───── PROVIDED ENTRIES ─────

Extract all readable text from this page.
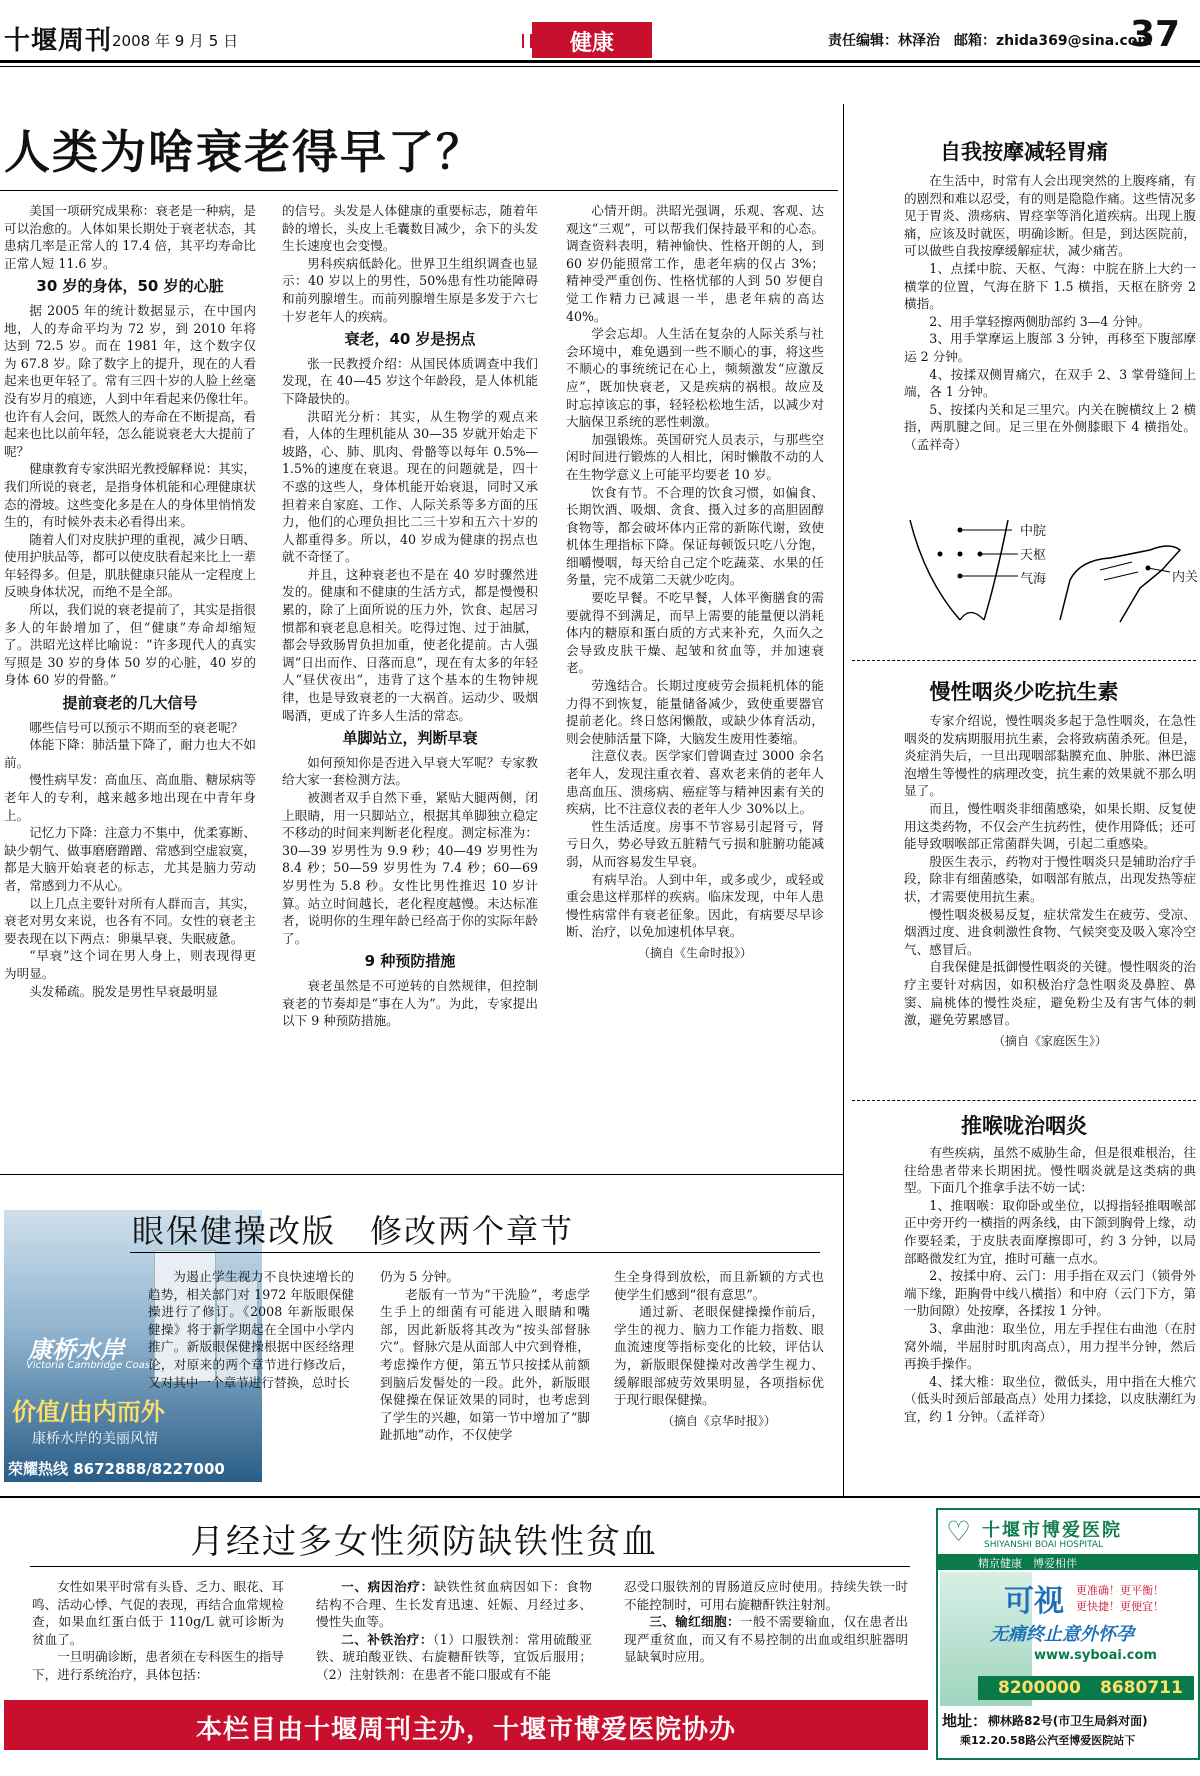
十堰周刊 2008 年 9 月 5 日	健康	责任编辑：林泽治　邮箱：zhida369@sina.com
37
人类为啥衰老得早了？

美国一项研究成果称：衰老是一种病，是可以治愈的。人体如果长期处于衰老状态，其患病几率是正常人的 17.4 倍，其平均寿命比正常人短 11.6 岁。

30 岁的身体，50 岁的心脏

据 2005 年的统计数据显示，在中国内地，人的寿命平均为 72 岁，到 2010 年将达到 72.5 岁。而在 1981 年，这个数字仅为 67.8 岁。除了数字上的提升，现在的人看起来也更年轻了。常有三四十岁的人脸上丝毫没有岁月的痕迹，人到中年看起来仍像壮年。也许有人会问，既然人的寿命在不断提高，看起来也比以前年轻，怎么能说衰老大大提前了呢？

健康教育专家洪昭光教授解释说：其实，我们所说的衰老，是指身体机能和心理健康状态的滑坡。这些变化多是在人的身体里悄悄发生的，有时候外表未必看得出来。

随着人们对皮肤护理的重视，减少日晒、使用护肤品等，都可以使皮肤看起来比上一辈年轻得多。但是，肌肤健康只能从一定程度上反映身体状况，而绝不是全部。

所以，我们说的衰老提前了，其实是指很多人的年龄增加了，但“健康”寿命却缩短了。洪昭光这样比喻说：“许多现代人的真实写照是 30 岁的身体 50 岁的心脏，40 岁的身体 60 岁的骨骼。”

提前衰老的几大信号

哪些信号可以预示不期而至的衰老呢？

体能下降：肺活量下降了，耐力也大不如前。

慢性病早发：高血压、高血脂、糖尿病等老年人的专利，越来越多地出现在中青年身上。

记忆力下降：注意力不集中，优柔寡断、缺少朝气、做事磨磨蹭蹭、常感到空虚寂寞，都是大脑开始衰老的标志，尤其是脑力劳动者，常感到力不从心。

以上几点主要针对所有人群而言，其实，衰老对男女来说，也各有不同。女性的衰老主要表现在以下两点：卵巢早衰、失眠疲惫。

“早衰”这个词在男人身上，则表现得更为明显。

头发稀疏。脱发是男性早衰最明显

的信号。头发是人体健康的重要标志，随着年龄的增长，头皮上毛囊数目减少，余下的头发生长速度也会变慢。

男科疾病低龄化。世界卫生组织调查也显示：40 岁以上的男性，50%患有性功能障碍和前列腺增生。而前列腺增生原是多发于六七十岁老年人的疾病。

衰老，40 岁是拐点

张一民教授介绍：从国民体质调查中我们发现，在 40—45 岁这个年龄段，是人体机能下降最快的。

洪昭光分析：其实，从生物学的观点来看，人体的生理机能从 30—35 岁就开始走下坡路，心、肺、肌肉、骨骼等以每年 0.5%—1.5%的速度在衰退。现在的问题就是，四十不惑的这些人，身体机能开始衰退，同时又承担着来自家庭、工作、人际关系等多方面的压力，他们的心理负担比二三十岁和五六十岁的人都重得多。所以，40 岁成为健康的拐点也就不奇怪了。

并且，这种衰老也不是在 40 岁时骤然进发的。健康和不健康的生活方式，都是慢慢积累的，除了上面所说的压力外，饮食、起居习惯都和衰老息息相关。吃得过饱、过于油腻，都会导致肠胃负担加重，使老化提前。古人强调“日出而作、日落而息”，现在有太多的年轻人“昼伏夜出”，违背了这个基本的生物钟规律，也是导致衰老的一大祸首。运动少、吸烟喝酒，更成了许多人生活的常态。

单脚站立，判断早衰

如何预知你是否进入早衰大军呢？专家教给大家一套检测方法。

被测者双手自然下垂，紧贴大腿两侧，闭上眼睛，用一只脚站立，根据其单脚独立稳定不移动的时间来判断老化程度。测定标准为：30—39 岁男性为 9.9 秒；40—49 岁男性为 8.4 秒；50—59 岁男性为 7.4 秒；60—69 岁男性为 5.8 秒。女性比男性推迟 10 岁计算。站立时间越长，老化程度越慢。未达标准者，说明你的生理年龄已经高于你的实际年龄了。

9 种预防措施

衰老虽然是不可逆转的自然规律，但控制衰老的节奏却是“事在人为”。为此，专家提出以下 9 种预防措施。

心情开朗。洪昭光强调，乐观、客观、达观这“三观”，可以帮我们保持最平和的心态。调查资料表明，精神愉快、性格开朗的人，到 60 岁仍能照常工作，患老年病的仅占 3%；精神受严重创伤、性格忧郁的人到 50 岁便自觉工作精力已减退一半，患老年病的高达 40%。

学会忘却。人生活在复杂的人际关系与社会环境中，难免遇到一些不顺心的事，将这些不顺心的事统统记在心上，频频激发“应激反应”，既加快衰老，又是疾病的祸根。故应及时忘掉该忘的事，轻轻松松地生活，以减少对大脑保卫系统的恶性刺激。

加强锻炼。英国研究人员表示，与那些空闲时间进行锻炼的人相比，闲时懒散不动的人在生物学意义上可能平均要老 10 岁。

饮食有节。不合理的饮食习惯，如偏食、长期饮酒、吸烟、贪食、摄入过多的高胆固醇食物等，都会破坏体内正常的新陈代谢，致使机体生理指标下降。保证每顿饭只吃八分饱，细嚼慢咽，每天给自己定个吃蔬菜、水果的任务量，完不成第二天就少吃肉。

要吃早餐。不吃早餐，人体平衡膳食的需要就得不到满足，而早上需要的能量便以消耗体内的糖原和蛋白质的方式来补充，久而久之会导致皮肤干燥、起皱和贫血等，并加速衰老。

劳逸结合。长期过度疲劳会损耗机体的能力得不到恢复，能量储备减少，致使重要器官提前老化。终日悠闲懒散，或缺少体育活动，则会使肺活量下降，大脑发生废用性萎缩。

注意仪表。医学家们曾调查过 3000 余名老年人，发现注重衣着、喜欢老来俏的老年人患高血压、溃疡病、癌症等与精神因素有关的疾病，比不注意仪表的老年人少 30%以上。

性生活适度。房事不节容易引起肾亏，肾亏日久，势必导致五脏精气亏损和脏腑功能减弱，从而容易发生早衰。

有病早治。人到中年，或多或少，或轻或重会患这样那样的疾病。临床发现，中年人患慢性病常伴有衰老征象。因此，有病要尽早诊断、治疗，以免加速机体早衰。

（摘自《生命时报》）

自我按摩减轻胃痛

在生活中，时常有人会出现突然的上腹疼痛，有的剧烈和难以忍受，有的则是隐隐作痛。这些情况多见于胃炎、溃疡病、胃痉挛等消化道疾病。出现上腹痛，应该及时就医，明确诊断。但是，到达医院前，可以做些自我按摩缓解症状，减少痛苦。

1、点揉中脘、天枢、气海：中脘在脐上大约一横掌的位置，气海在脐下 1.5 横指，天枢在脐旁 2 横指。

2、用手掌轻擦两侧肋部约 3—4 分钟。

3、用手掌摩运上腹部 3 分钟，再移至下腹部摩运 2 分钟。

4、按揉双侧胃痛穴，在双手 2、3 掌骨缝间上端，各 1 分钟。

5、按揉内关和足三里穴。内关在腕横纹上 2 横指，两肌腱之间。足三里在外侧膝眼下 4 横指处。（孟祥奇）

中脘
天枢
气海	内关
慢性咽炎少吃抗生素

专家介绍说，慢性咽炎多起于急性咽炎，在急性咽炎的发病期服用抗生素，会将致病菌杀死。但是，炎症消失后，一旦出现咽部黏膜充血、肿胀、淋巴滤泡增生等慢性的病理改变，抗生素的效果就不那么明显了。

而且，慢性咽炎非细菌感染，如果长期、反复使用这类药物，不仅会产生抗药性，使作用降低；还可能导致咽喉部正常菌群失调，引起二重感染。

殷医生表示，药物对于慢性咽炎只是辅助治疗手段，除非有细菌感染，如咽部有脓点，出现发热等症状，才需要使用抗生素。

慢性咽炎极易反复，症状常发生在疲劳、受凉、烟酒过度、进食刺激性食物、气候突变及吸入寒冷空气、感冒后。

自我保健是抵御慢性咽炎的关键。慢性咽炎的治疗主要针对病因，如积极治疗急性咽炎及鼻腔、鼻窦、扁桃体的慢性炎症，避免粉尘及有害气体的刺激，避免劳累感冒。

（摘自《家庭医生》）

推喉咙治咽炎

有些疾病，虽然不威胁生命，但是很难根治，往往给患者带来长期困扰。慢性咽炎就是这类病的典型。下面几个推拿手法不妨一试：

1、推咽喉：取仰卧或坐位，以拇指轻推咽喉部正中旁开约一横指的两条线，由下颌到胸骨上缘，动作要轻柔，于皮肤表面摩擦即可，约 3 分钟，以局部略微发红为宜，推时可蘸一点水。

2、按揉中府、云门：用手指在双云门（锁骨外端下缘，距胸骨中线八横指）和中府（云门下方，第一肋间隙）处按摩，各揉按 1 分钟。

3、拿曲池：取坐位，用左手捏住右曲池（在肘窝外端，半屈肘时肌肉高点），用力捏半分钟，然后再换手操作。

4、揉大椎：取坐位，微低头，用中指在大椎穴（低头时颈后部最高点）处用力揉捻，以皮肤潮红为宜，约 1 分钟。（孟祥奇）

康桥水岸
Victoria Cambridge Coast
价值/由内而外
康桥水岸的美丽风情
荣耀热线 8672888/8227000
眼保健操改版　修改两个章节

为遏止学生视力不良快速增长的趋势，相关部门对 1972 年版眼保健操进行了修订。《2008 年新版眼保健操》将于新学期起在全国中小学内推广。新版眼保健操根据中医经络理论，对原来的两个章节进行修改后，又对其中一个章节进行替换，总时长

仍为 5 分钟。

老版有一节为“干洗脸”，考虑学生手上的细菌有可能进入眼睛和嘴部，因此新版将其改为“按头部督脉穴”。督脉穴是从面部人中穴到脊椎，考虑操作方便，第五节只按揉从前额到脑后发髻处的一段。此外，新版眼保健操在保证效果的同时，也考虑到了学生的兴趣，如第一节中增加了“脚趾抓地”动作，不仅使学

生全身得到放松，而且新颖的方式也使学生们感到“很有意思”。

通过新、老眼保健操操作前后，学生的视力、脑力工作能力指数、眼血流速度等指标变化的比较，评估认为，新版眼保健操对改善学生视力、缓解眼部疲劳效果明显，各项指标优于现行眼保健操。

（摘自《京华时报》）

月经过多女性须防缺铁性贫血

女性如果平时常有头昏、乏力、眼花、耳鸣、活动心悸、气促的表现，再结合血常规检查，如果血红蛋白低于 110g/L 就可诊断为贫血了。

一旦明确诊断，患者须在专科医生的指导下，进行系统治疗，具体包括：

一、病因治疗：缺铁性贫血病因如下：食物结构不合理、生长发育迅速、妊娠、月经过多、慢性失血等。

二、补铁治疗：（1）口服铁剂：常用硫酸亚铁、琥珀酸亚铁、右旋糖酐铁等，宜饭后服用；（2）注射铁剂：在患者不能口服或有不能

忍受口服铁剂的胃肠道反应时使用。持续失铁一时不能控制时，可用右旋糖酐铁注射剂。

三、输红细胞：一般不需要输血，仅在患者出现严重贫血，而又有不易控制的出血或组织脏器明显缺氧时应用。

♡ 十堰市博爱医院
SHIYANSHI BOAI HOSPITAL
精京健康　博爱相伴
可视 更准确！更平衡！
更快捷！更便宜！
无痛终止意外怀孕
www.syboai.com
8200000 8680711
地址： 柳林路82号(市卫生局斜对面)
乘12.20.58路公汽至博爱医院站下
本栏目由十堰周刊主办，十堰市博爱医院协办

─────

#### WORK TO COMPLETE
Find each line holding "种预防措施". Copy it out.

#### EXERCISE SOLUTION
9 种预防措施
衰老虽然是不可逆转的自然规律，但控制衰老的节奏却是“事在人为”。为此，专家提出以下 9 种预防措施。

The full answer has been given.